►

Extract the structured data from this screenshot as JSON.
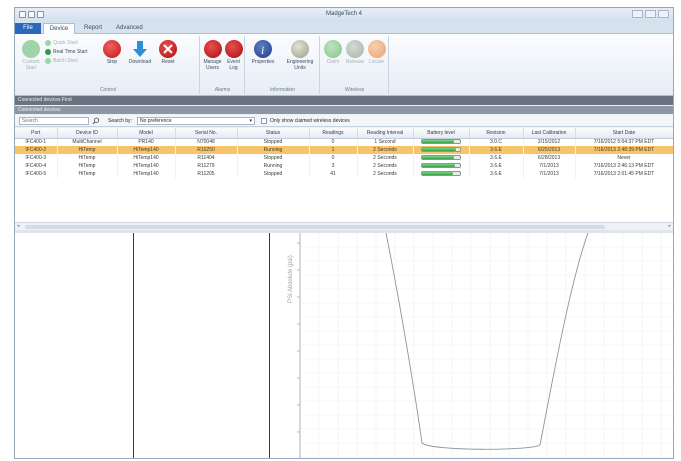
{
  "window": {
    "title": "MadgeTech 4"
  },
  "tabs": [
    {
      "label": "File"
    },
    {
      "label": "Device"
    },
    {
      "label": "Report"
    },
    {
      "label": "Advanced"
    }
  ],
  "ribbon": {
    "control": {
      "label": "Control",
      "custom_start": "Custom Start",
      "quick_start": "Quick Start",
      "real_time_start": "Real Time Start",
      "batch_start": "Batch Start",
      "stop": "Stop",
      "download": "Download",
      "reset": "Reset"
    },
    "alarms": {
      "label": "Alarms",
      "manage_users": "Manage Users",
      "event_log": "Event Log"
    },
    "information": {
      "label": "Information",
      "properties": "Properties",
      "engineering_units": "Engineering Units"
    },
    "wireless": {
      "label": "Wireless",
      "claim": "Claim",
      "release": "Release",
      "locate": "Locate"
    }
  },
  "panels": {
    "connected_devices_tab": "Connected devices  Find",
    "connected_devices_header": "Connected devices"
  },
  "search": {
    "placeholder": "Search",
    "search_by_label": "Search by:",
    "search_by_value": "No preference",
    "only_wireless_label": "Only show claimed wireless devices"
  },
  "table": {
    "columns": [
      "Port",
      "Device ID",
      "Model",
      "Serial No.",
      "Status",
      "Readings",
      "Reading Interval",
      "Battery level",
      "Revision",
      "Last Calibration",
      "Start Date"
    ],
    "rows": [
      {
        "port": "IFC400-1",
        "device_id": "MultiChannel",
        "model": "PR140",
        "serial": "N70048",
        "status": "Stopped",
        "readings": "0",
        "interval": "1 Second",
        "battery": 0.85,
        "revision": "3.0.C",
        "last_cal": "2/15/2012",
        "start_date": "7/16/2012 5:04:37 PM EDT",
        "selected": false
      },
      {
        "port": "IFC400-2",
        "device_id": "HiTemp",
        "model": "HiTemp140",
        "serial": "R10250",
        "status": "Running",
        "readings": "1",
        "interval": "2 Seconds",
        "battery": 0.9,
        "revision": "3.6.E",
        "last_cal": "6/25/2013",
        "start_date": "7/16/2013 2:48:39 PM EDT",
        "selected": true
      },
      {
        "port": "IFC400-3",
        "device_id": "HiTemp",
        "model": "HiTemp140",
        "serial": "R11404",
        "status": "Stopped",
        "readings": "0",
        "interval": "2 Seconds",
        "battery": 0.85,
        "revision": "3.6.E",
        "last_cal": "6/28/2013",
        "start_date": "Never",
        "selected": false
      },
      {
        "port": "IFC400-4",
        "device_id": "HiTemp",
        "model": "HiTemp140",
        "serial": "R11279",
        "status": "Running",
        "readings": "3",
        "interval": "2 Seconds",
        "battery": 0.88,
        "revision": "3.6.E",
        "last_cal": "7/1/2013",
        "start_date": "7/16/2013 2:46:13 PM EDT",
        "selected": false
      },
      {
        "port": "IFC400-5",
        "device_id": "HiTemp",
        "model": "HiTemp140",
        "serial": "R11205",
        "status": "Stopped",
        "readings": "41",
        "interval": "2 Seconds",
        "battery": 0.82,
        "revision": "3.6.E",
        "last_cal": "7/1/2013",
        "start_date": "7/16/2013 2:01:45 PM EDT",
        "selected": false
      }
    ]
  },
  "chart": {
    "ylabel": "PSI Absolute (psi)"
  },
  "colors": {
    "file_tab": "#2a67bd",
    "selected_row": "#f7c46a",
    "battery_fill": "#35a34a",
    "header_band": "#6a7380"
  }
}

◄
►

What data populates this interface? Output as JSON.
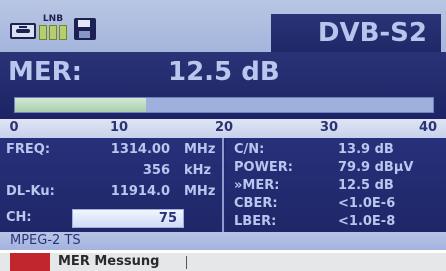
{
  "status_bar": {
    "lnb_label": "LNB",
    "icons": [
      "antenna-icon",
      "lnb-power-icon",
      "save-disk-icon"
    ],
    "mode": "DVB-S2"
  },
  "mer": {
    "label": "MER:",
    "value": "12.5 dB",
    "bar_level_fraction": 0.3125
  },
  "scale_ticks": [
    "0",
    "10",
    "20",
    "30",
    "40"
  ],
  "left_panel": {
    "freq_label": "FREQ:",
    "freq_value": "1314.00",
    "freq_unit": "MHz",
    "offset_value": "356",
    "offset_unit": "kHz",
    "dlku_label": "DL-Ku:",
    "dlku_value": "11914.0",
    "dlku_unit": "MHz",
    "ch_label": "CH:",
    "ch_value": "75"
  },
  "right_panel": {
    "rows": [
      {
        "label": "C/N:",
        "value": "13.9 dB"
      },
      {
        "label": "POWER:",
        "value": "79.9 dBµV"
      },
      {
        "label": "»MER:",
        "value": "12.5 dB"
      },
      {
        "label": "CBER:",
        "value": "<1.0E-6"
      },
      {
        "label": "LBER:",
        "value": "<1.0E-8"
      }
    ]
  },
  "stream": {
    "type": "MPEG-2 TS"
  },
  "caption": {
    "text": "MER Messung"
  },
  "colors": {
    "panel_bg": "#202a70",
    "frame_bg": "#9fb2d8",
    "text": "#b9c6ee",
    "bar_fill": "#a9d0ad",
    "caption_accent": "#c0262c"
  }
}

◄

=== YOUR INSTRUCTIONS ===
Identify each line in the records above that contains the word "data", and copy it out in full.

=== REPLY ===
Extract the structured data from this screenshot as JSON.
What data populates this interface? Output as JSON.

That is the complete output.